Instruction: Pick out each line containing the string "under" and copy it.

[Start of Raw data]

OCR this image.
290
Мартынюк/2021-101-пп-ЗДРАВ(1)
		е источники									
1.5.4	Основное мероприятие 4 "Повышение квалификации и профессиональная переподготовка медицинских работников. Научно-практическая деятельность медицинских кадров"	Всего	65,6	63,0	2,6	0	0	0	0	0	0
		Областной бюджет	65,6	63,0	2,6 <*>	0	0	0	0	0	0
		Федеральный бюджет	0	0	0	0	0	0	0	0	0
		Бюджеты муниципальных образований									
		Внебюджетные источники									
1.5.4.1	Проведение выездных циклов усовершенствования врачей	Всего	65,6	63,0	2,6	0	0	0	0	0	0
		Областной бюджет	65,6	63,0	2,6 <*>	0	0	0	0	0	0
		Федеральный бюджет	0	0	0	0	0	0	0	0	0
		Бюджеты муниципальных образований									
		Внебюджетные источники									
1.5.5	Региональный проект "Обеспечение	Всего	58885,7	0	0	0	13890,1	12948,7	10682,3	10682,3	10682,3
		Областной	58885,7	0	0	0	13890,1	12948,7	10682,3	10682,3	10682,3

[End of Raw data]
[Start of Raw data]

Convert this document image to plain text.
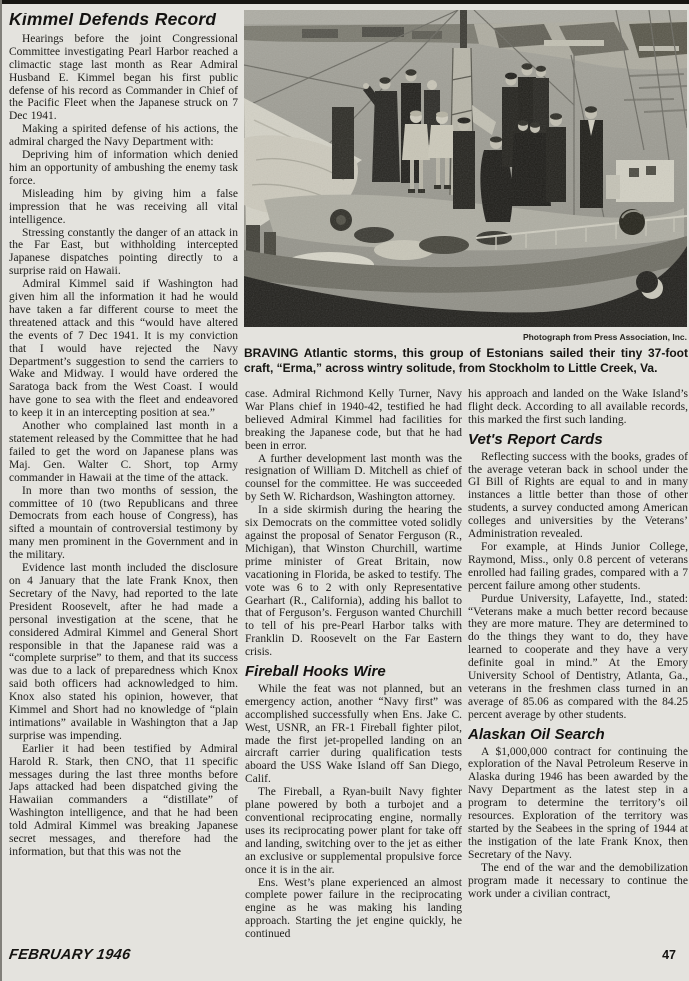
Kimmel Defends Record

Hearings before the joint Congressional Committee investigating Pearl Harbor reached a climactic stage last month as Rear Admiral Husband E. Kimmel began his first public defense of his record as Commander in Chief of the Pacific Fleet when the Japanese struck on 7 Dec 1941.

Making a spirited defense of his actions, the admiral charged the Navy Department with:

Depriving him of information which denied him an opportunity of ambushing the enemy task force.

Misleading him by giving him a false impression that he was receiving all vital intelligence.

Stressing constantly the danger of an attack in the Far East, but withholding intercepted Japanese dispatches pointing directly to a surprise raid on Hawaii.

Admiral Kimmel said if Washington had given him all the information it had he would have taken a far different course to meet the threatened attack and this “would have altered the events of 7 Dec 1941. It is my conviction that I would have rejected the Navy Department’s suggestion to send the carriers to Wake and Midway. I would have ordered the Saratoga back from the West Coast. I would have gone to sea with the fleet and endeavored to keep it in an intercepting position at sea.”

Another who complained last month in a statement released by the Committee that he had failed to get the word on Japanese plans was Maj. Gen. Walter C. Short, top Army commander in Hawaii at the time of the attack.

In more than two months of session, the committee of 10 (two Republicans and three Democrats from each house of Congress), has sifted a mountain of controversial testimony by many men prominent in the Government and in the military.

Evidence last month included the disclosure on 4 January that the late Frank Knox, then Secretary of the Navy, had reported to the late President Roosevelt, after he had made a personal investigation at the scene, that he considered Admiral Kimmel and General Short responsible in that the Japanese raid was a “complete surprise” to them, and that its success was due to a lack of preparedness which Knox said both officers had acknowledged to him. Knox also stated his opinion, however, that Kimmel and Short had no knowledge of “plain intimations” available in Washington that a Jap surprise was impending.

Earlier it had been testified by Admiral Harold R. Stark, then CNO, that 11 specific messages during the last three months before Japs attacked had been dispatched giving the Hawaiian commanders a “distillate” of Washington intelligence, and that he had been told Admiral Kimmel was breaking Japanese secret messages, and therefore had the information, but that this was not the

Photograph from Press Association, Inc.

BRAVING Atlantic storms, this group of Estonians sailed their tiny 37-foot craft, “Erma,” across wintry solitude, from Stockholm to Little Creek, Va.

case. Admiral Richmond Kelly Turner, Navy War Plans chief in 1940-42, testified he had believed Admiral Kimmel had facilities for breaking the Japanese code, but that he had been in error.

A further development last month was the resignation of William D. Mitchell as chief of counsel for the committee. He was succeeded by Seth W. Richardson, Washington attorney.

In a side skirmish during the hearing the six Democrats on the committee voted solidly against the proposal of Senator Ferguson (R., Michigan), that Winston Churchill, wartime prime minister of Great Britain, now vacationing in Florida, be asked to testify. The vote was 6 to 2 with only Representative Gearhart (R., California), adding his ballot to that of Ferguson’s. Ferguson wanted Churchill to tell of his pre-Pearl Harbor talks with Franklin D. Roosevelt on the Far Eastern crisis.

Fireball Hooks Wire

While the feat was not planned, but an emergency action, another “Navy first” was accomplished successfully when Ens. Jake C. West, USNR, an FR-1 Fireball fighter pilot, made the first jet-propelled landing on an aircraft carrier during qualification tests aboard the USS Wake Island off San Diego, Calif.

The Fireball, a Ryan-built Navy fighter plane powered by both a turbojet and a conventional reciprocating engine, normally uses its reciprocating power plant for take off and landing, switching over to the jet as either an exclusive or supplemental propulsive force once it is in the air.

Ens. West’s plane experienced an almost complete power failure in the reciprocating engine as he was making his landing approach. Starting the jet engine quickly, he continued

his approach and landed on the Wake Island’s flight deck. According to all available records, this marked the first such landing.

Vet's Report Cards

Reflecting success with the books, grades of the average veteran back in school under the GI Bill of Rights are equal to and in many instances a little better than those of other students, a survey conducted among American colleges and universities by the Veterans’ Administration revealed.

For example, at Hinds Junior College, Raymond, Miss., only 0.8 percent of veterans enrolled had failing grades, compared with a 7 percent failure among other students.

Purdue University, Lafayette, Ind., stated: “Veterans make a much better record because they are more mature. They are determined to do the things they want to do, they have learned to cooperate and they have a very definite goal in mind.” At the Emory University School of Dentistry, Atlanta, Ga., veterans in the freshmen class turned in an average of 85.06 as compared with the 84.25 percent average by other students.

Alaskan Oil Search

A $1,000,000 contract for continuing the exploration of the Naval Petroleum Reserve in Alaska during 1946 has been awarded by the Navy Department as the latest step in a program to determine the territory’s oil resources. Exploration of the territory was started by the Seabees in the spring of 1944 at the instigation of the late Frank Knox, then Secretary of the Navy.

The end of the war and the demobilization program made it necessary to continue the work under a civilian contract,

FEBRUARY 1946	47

[End of Raw data]

Result:
Reflecting success with the books, grades of the average veteran back in school under the GI Bill of Rights are equal to and in many instances a little better than those of other students, a survey conducted among American colleges and universities by the Veterans’ Administration revealed.
The end of the war and the demobilization program made it necessary to continue the work under a civilian contract,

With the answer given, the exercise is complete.